══ DATA IN THIS EXERCISE ══

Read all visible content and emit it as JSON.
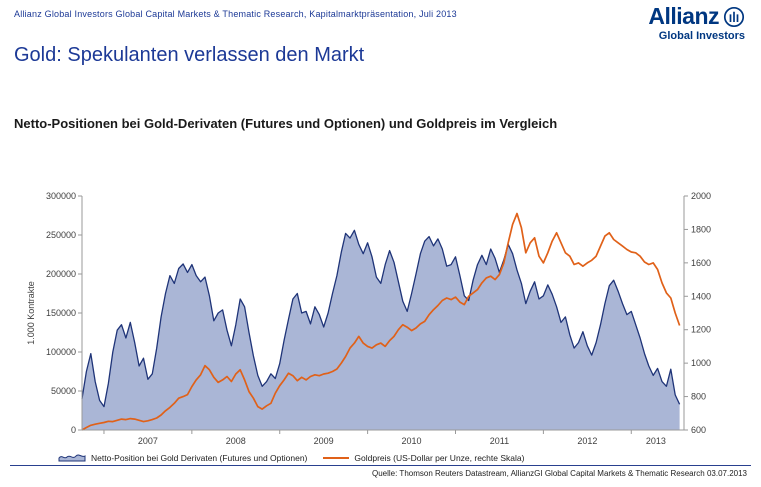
{
  "header": {
    "meta": "Allianz Global Investors Global Capital Markets & Thematic Research, Kapitalmarktpräsentation, Juli 2013",
    "logo": {
      "brand": "Allianz",
      "sub": "Global Investors",
      "color": "#003781"
    }
  },
  "title": "Gold: Spekulanten verlassen den Markt",
  "subtitle": "Netto-Positionen bei Gold-Derivaten (Futures und Optionen) und Goldpreis im Vergleich",
  "footer": {
    "source": "Quelle: Thomson Reuters Datastream, AllianzGI Global Capital Markets & Thematic Research 03.07.2013"
  },
  "chart_data": {
    "type": "area+line",
    "legend_position": "bottom",
    "grid": false,
    "layout": {
      "axis_color": "#999999",
      "text_color": "#404040"
    },
    "x_axis": {
      "min": 2006.75,
      "max": 2013.6,
      "ticks": [
        2007,
        2008,
        2009,
        2010,
        2011,
        2012,
        2013
      ],
      "labels": [
        {
          "text": "2007",
          "pos": 2007.5
        },
        {
          "text": "2008",
          "pos": 2008.5
        },
        {
          "text": "2009",
          "pos": 2009.5
        },
        {
          "text": "2010",
          "pos": 2010.5
        },
        {
          "text": "2011",
          "pos": 2011.5
        },
        {
          "text": "2012",
          "pos": 2012.5
        },
        {
          "text": "2013",
          "pos": 2013.28
        }
      ]
    },
    "left_axis": {
      "label": "1.000 Kontrakte",
      "min": 0,
      "max": 300000,
      "ticks": [
        0,
        50000,
        100000,
        150000,
        200000,
        250000,
        300000
      ]
    },
    "right_axis": {
      "min": 600,
      "max": 2000,
      "ticks": [
        600,
        800,
        1000,
        1200,
        1400,
        1600,
        1800,
        2000
      ]
    },
    "series": [
      {
        "name": "Netto-Position bei Gold Derivaten (Futures und Optionen)",
        "type": "area",
        "axis": "left",
        "color": "#1f3478",
        "fill": "#aab6d6",
        "x_start": 2006.75,
        "x_step": 0.05,
        "values": [
          40000,
          75000,
          98000,
          62000,
          38000,
          30000,
          60000,
          100000,
          128000,
          135000,
          118000,
          138000,
          112000,
          82000,
          92000,
          65000,
          72000,
          105000,
          145000,
          175000,
          198000,
          188000,
          207000,
          213000,
          202000,
          212000,
          198000,
          190000,
          196000,
          172000,
          140000,
          150000,
          154000,
          128000,
          108000,
          135000,
          168000,
          158000,
          125000,
          95000,
          70000,
          56000,
          62000,
          72000,
          66000,
          85000,
          115000,
          142000,
          168000,
          175000,
          150000,
          152000,
          136000,
          158000,
          148000,
          132000,
          150000,
          175000,
          198000,
          228000,
          252000,
          246000,
          256000,
          238000,
          226000,
          240000,
          222000,
          196000,
          188000,
          212000,
          230000,
          215000,
          190000,
          165000,
          152000,
          175000,
          200000,
          226000,
          242000,
          248000,
          236000,
          245000,
          232000,
          210000,
          212000,
          222000,
          198000,
          172000,
          166000,
          192000,
          212000,
          224000,
          212000,
          232000,
          220000,
          202000,
          218000,
          238000,
          226000,
          205000,
          188000,
          162000,
          178000,
          190000,
          168000,
          172000,
          186000,
          174000,
          158000,
          138000,
          145000,
          122000,
          105000,
          112000,
          126000,
          108000,
          96000,
          112000,
          135000,
          162000,
          185000,
          192000,
          178000,
          162000,
          148000,
          152000,
          135000,
          118000,
          98000,
          82000,
          70000,
          79000,
          62000,
          56000,
          78000,
          45000,
          33000
        ]
      },
      {
        "name": "Goldpreis (US-Dollar per Unze, rechte Skala)",
        "type": "line",
        "axis": "right",
        "color": "#e06119",
        "x_start": 2006.75,
        "x_step": 0.05,
        "values": [
          600,
          615,
          628,
          635,
          640,
          645,
          652,
          650,
          658,
          665,
          662,
          668,
          665,
          658,
          650,
          655,
          662,
          672,
          690,
          715,
          735,
          760,
          790,
          800,
          812,
          860,
          900,
          930,
          985,
          960,
          915,
          885,
          900,
          920,
          890,
          935,
          960,
          900,
          830,
          790,
          740,
          725,
          745,
          760,
          820,
          865,
          900,
          940,
          925,
          895,
          915,
          900,
          920,
          930,
          925,
          935,
          940,
          950,
          965,
          1000,
          1040,
          1090,
          1120,
          1160,
          1120,
          1100,
          1090,
          1110,
          1120,
          1100,
          1135,
          1160,
          1200,
          1230,
          1215,
          1195,
          1210,
          1235,
          1250,
          1290,
          1320,
          1345,
          1375,
          1390,
          1380,
          1395,
          1365,
          1350,
          1400,
          1420,
          1440,
          1480,
          1510,
          1520,
          1500,
          1530,
          1600,
          1720,
          1830,
          1895,
          1810,
          1660,
          1720,
          1750,
          1640,
          1600,
          1660,
          1730,
          1780,
          1720,
          1660,
          1640,
          1590,
          1600,
          1580,
          1600,
          1615,
          1640,
          1700,
          1760,
          1780,
          1740,
          1720,
          1700,
          1680,
          1665,
          1660,
          1640,
          1605,
          1590,
          1600,
          1560,
          1480,
          1420,
          1390,
          1300,
          1225
        ]
      }
    ]
  }
}
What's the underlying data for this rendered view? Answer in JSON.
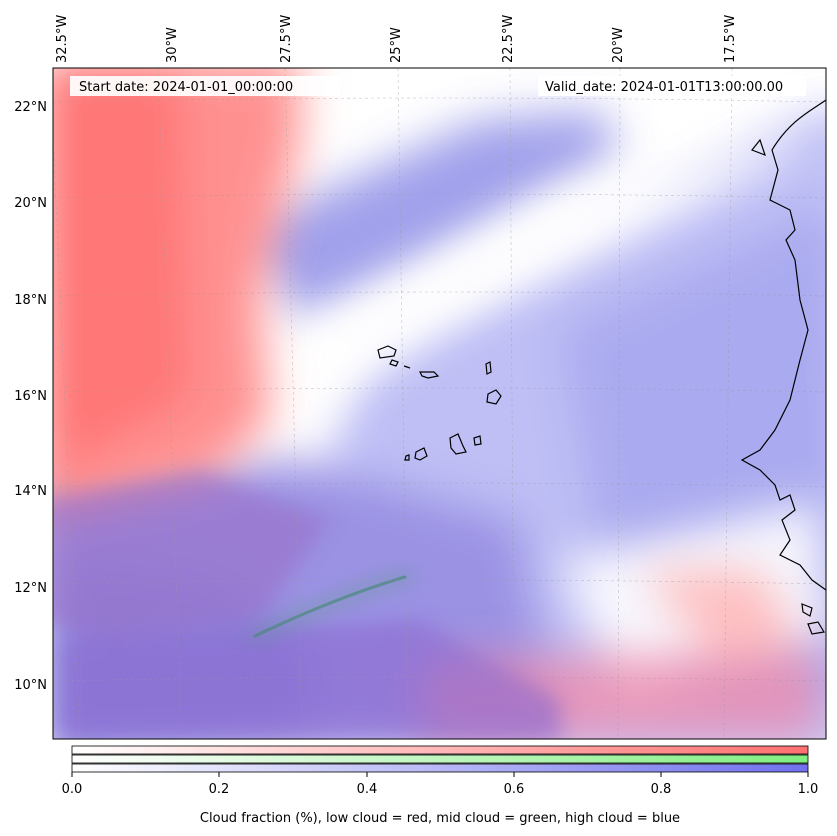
{
  "map": {
    "start_date": "Start date: 2024-01-01_00:00:00",
    "valid_date": "Valid_date: 2024-01-01T13:00:00.00",
    "lon_labels": [
      "32.5°W",
      "30°W",
      "27.5°W",
      "25°W",
      "22.5°W",
      "20°W",
      "17.5°W"
    ],
    "lat_labels": [
      "22°N",
      "20°N",
      "18°N",
      "16°N",
      "14°N",
      "12°N",
      "10°N"
    ]
  },
  "colorbar": {
    "ticks": [
      "0.0",
      "0.2",
      "0.4",
      "0.6",
      "0.8",
      "1.0"
    ],
    "label": "Cloud fraction (%), low cloud = red, mid cloud = green, high cloud = blue",
    "colors": {
      "low": "#ff7070",
      "mid": "#80ee80",
      "high": "#7070ee"
    }
  }
}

═══

Find the line containing "What's the underlying" in the listing above. Please restate word for word that line through the last one, leaving out the pictures.

- [CORRECT RESPONSE]
What's the underlying data for this rendered view? Answer in JSON.
{
  "map": {
    "start_date": "Start date: 2024-01-01_00:00:00",
    "valid_date": "Valid_date: 2024-01-01T13:00:00.00",
    "lon_labels": [
      "32.5°W",
      "30°W",
      "27.5°W",
      "25°W",
      "22.5°W",
      "20°W",
      "17.5°W"
    ],
    "lat_labels": [
      "22°N",
      "20°N",
      "18°N",
      "16°N",
      "14°N",
      "12°N",
      "10°N"
    ]
  },
  "colorbar": {
    "ticks": [
      "0.0",
      "0.2",
      "0.4",
      "0.6",
      "0.8",
      "1.0"
    ],
    "label": "Cloud fraction (%), low cloud = red, mid cloud = green, high cloud = blue",
    "colors": {
      "low": "#ff7070",
      "mid": "#80ee80",
      "high": "#7070ee"
    }
  }
}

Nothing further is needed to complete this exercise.